For the copy, please give all of the data again exactly and leave the pictures out.

**Entries shown:**
┌──

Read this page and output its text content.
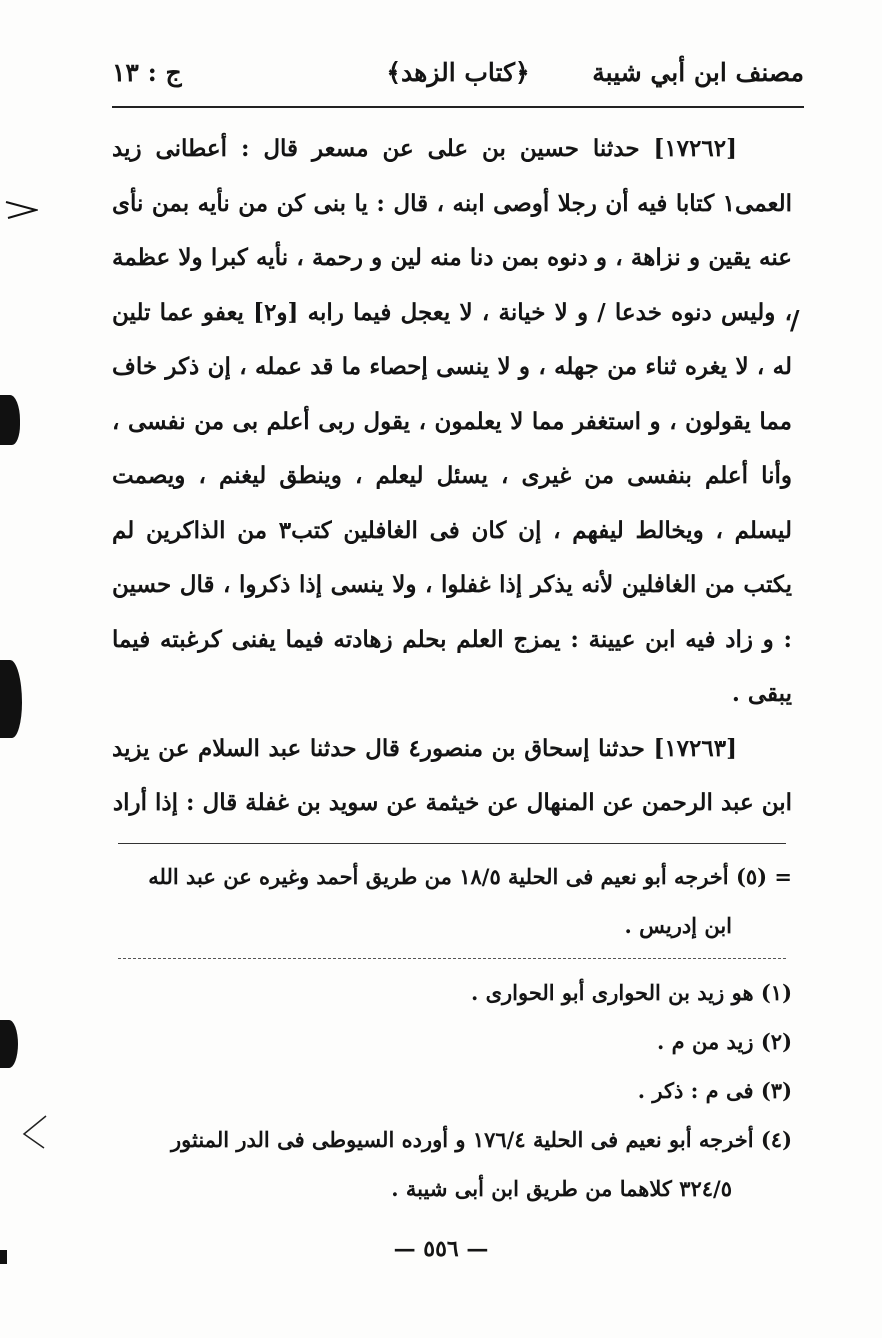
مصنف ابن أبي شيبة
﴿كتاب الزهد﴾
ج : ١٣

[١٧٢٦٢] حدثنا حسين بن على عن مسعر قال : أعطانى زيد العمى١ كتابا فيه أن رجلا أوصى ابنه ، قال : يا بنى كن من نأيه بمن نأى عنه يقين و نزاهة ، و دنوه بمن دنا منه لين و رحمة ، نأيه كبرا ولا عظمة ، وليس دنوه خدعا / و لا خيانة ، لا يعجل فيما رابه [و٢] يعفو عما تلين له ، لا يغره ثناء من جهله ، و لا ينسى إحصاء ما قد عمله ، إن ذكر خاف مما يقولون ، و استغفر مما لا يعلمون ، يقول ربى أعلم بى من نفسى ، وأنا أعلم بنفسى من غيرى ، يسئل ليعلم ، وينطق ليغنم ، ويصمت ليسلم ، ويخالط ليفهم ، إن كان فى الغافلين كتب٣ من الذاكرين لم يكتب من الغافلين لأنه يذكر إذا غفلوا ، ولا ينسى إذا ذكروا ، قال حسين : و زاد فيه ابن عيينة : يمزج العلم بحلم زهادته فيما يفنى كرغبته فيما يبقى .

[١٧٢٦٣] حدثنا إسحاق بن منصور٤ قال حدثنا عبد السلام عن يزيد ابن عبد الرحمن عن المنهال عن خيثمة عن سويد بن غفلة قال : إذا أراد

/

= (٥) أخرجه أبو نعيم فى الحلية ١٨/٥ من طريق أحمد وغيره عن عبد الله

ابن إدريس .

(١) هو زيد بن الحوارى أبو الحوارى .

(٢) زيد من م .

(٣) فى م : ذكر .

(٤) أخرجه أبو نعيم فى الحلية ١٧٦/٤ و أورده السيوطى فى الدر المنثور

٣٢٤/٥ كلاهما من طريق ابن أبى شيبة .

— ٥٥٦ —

└──

**Answer to the problem:**
Read this page and output its text content.
مصنف ابن أبي شيبة
﴿كتاب الزهد﴾
ج : ١٣

[١٧٢٦٢] حدثنا حسين بن على عن مسعر قال : أعطانى زيد العمى١ كتابا فيه أن رجلا أوصى ابنه ، قال : يا بنى كن من نأيه بمن نأى عنه يقين و نزاهة ، و دنوه بمن دنا منه لين و رحمة ، نأيه كبرا ولا عظمة ، وليس دنوه خدعا / و لا خيانة ، لا يعجل فيما رابه [و٢] يعفو عما تلين له ، لا يغره ثناء من جهله ، و لا ينسى إحصاء ما قد عمله ، إن ذكر خاف مما يقولون ، و استغفر مما لا يعلمون ، يقول ربى أعلم بى من نفسى ، وأنا أعلم بنفسى من غيرى ، يسئل ليعلم ، وينطق ليغنم ، ويصمت ليسلم ، ويخالط ليفهم ، إن كان فى الغافلين كتب٣ من الذاكرين لم يكتب من الغافلين لأنه يذكر إذا غفلوا ، ولا ينسى إذا ذكروا ، قال حسين : و زاد فيه ابن عيينة : يمزج العلم بحلم زهادته فيما يفنى كرغبته فيما يبقى .

[١٧٢٦٣] حدثنا إسحاق بن منصور٤ قال حدثنا عبد السلام عن يزيد ابن عبد الرحمن عن المنهال عن خيثمة عن سويد بن غفلة قال : إذا أراد

/

= (٥) أخرجه أبو نعيم فى الحلية ١٨/٥ من طريق أحمد وغيره عن عبد الله

ابن إدريس .

(١) هو زيد بن الحوارى أبو الحوارى .

(٢) زيد من م .

(٣) فى م : ذكر .

(٤) أخرجه أبو نعيم فى الحلية ١٧٦/٤ و أورده السيوطى فى الدر المنثور

٣٢٤/٥ كلاهما من طريق ابن أبى شيبة .

— ٥٥٦ —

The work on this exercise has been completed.